------ Exercise material ------
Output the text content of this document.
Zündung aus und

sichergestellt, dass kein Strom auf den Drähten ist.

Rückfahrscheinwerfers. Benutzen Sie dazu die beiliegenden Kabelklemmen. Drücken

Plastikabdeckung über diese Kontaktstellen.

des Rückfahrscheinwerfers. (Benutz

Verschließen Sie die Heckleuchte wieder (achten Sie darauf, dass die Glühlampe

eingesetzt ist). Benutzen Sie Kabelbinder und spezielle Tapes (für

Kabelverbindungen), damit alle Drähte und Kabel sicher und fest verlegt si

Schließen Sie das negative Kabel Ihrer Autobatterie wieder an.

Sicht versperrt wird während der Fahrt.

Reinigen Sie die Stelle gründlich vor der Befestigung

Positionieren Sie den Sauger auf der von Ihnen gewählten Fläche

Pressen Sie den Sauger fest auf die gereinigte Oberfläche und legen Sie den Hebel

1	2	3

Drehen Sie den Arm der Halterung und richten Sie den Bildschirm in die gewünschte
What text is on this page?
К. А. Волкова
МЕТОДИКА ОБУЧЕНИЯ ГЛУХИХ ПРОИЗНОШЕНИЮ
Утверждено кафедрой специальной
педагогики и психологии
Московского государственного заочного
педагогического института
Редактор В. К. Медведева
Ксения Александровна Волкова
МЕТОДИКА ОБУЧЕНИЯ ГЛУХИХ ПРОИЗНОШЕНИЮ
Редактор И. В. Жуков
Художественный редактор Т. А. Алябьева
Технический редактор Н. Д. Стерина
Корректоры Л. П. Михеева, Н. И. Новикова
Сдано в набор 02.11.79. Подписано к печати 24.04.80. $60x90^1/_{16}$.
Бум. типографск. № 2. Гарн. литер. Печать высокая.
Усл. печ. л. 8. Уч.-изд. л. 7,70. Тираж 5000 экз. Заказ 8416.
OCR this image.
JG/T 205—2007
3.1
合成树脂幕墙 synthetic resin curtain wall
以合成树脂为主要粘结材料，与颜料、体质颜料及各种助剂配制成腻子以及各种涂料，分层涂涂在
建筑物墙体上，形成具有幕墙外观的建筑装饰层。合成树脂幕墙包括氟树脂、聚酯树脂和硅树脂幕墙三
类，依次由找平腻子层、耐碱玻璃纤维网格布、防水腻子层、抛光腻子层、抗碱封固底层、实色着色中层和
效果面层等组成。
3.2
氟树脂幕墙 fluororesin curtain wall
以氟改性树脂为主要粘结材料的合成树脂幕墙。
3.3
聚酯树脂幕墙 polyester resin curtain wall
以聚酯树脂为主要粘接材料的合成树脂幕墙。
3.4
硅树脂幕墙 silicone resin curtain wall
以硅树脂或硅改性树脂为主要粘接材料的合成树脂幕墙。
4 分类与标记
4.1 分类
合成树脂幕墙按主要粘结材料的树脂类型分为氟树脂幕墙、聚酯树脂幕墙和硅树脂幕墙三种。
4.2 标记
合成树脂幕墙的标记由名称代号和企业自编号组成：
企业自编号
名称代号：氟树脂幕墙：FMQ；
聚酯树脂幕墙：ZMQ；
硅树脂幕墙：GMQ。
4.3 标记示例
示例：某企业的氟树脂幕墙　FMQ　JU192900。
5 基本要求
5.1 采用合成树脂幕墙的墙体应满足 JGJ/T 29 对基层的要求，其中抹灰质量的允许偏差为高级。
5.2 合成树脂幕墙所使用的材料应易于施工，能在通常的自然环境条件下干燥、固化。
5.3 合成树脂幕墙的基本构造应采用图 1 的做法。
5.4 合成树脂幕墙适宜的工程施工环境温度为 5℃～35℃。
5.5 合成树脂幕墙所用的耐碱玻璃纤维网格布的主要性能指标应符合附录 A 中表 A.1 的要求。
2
------
**Exercise description**
Scan the listing above and identify each line holding the string "Sauger"; copy every such line.

**Exercise response**
Positionieren Sie den Sauger auf der von Ihnen gewählten Fläche
Pressen Sie den Sauger fest auf die gereinigte Oberfläche und legen Sie den Hebel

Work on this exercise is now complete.